Examine the material below and count the lines that hold the word "text". Report only the number.

Stored data
*****
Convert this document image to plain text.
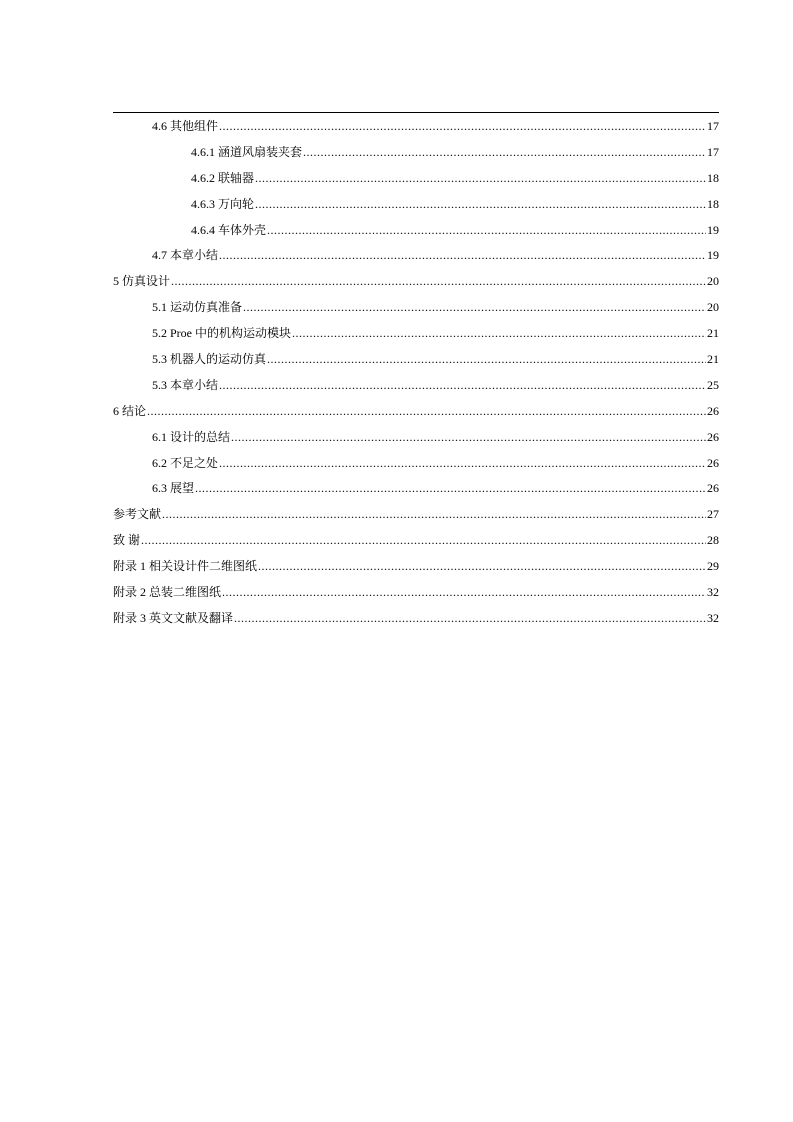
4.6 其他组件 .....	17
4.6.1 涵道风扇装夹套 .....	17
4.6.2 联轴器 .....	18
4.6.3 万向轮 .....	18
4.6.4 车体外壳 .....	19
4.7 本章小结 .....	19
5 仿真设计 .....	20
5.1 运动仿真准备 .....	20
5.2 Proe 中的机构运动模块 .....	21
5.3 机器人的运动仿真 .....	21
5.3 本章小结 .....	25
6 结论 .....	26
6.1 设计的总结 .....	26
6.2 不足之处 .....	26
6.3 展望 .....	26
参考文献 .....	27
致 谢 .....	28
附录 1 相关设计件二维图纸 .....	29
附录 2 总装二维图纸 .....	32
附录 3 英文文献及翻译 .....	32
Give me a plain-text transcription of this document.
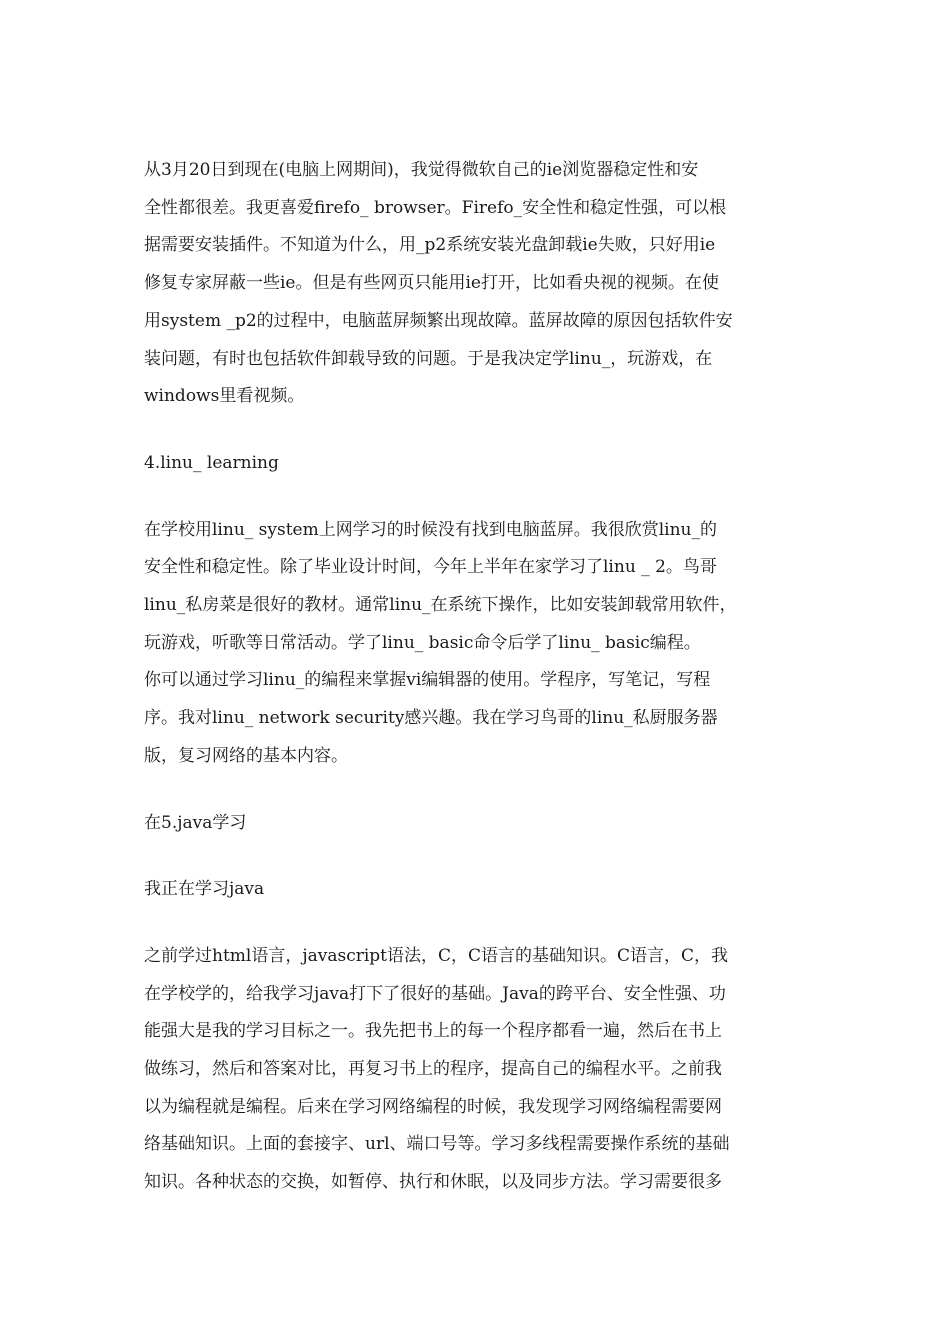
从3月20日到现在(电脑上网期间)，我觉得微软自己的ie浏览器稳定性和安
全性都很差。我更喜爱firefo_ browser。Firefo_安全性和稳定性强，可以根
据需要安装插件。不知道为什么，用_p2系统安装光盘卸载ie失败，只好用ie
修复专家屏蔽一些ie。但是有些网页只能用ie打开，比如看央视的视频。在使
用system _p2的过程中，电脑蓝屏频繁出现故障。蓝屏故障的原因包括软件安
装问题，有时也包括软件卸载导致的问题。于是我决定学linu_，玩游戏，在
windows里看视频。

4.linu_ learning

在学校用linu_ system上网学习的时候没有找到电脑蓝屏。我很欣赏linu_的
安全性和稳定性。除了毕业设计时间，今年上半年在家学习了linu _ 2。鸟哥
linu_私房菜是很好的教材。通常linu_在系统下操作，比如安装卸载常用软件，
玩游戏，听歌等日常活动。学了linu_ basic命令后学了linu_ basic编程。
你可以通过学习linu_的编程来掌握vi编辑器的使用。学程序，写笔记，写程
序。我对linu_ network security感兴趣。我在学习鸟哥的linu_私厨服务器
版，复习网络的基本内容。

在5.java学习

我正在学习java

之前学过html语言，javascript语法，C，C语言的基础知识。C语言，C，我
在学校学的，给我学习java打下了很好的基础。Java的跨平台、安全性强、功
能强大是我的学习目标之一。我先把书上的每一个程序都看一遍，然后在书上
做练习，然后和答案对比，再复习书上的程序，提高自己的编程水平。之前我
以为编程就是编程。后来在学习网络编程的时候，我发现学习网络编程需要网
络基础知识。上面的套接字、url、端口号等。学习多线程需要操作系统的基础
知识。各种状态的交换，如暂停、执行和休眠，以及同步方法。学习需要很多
*****
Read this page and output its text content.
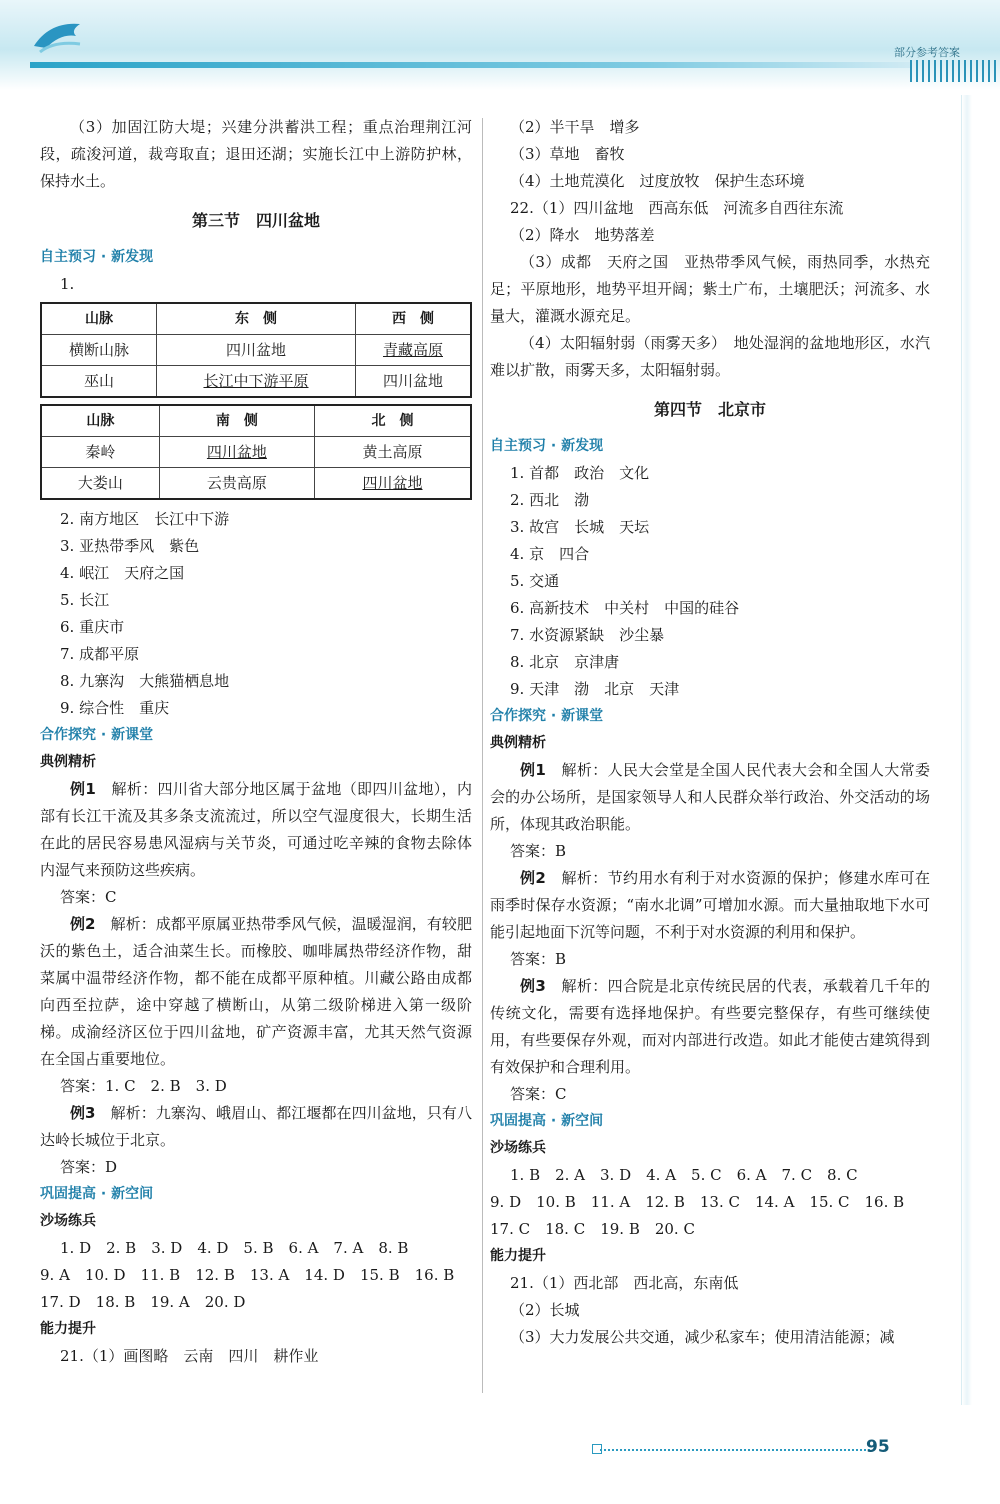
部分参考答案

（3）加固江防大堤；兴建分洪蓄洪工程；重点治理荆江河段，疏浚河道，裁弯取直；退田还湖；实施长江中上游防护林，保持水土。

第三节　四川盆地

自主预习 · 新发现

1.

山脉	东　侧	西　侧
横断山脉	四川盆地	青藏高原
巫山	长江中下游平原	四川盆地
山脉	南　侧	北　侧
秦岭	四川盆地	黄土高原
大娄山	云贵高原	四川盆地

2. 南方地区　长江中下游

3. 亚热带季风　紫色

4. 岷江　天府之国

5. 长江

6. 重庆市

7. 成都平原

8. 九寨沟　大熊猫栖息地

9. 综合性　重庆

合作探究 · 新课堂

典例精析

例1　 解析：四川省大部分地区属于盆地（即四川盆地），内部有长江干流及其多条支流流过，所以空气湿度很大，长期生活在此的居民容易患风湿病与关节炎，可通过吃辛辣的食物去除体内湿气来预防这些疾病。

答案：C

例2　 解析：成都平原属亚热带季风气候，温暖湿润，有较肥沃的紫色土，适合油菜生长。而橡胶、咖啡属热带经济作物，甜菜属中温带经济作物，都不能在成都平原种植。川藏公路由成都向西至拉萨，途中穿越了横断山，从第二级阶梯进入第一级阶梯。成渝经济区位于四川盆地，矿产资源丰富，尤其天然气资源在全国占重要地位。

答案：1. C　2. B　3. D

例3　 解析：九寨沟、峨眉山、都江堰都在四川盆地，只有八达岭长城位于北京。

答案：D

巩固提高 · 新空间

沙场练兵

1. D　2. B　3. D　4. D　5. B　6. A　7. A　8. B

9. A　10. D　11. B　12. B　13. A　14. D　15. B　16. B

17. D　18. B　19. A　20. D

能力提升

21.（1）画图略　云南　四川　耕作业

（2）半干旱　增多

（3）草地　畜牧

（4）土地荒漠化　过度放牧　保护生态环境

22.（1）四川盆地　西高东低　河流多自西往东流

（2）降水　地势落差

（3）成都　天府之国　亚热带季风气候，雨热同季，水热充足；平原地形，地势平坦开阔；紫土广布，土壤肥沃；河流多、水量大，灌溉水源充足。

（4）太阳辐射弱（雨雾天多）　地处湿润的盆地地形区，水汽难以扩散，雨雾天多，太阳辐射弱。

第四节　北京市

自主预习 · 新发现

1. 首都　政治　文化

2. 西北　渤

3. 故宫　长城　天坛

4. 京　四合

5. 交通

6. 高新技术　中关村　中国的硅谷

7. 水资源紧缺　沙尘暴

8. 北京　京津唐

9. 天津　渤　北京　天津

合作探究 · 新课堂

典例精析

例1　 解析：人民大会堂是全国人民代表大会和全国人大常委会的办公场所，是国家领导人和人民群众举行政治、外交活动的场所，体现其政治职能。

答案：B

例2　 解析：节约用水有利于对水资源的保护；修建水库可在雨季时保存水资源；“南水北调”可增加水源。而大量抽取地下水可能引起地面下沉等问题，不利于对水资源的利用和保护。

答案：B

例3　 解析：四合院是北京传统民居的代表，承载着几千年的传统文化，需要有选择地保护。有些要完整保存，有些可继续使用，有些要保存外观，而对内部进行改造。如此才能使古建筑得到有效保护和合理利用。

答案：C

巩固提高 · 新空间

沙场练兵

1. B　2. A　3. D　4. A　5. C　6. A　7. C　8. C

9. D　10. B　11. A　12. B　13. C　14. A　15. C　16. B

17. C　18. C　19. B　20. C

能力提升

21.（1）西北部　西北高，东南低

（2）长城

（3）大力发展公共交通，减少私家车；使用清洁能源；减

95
*****
Result: 3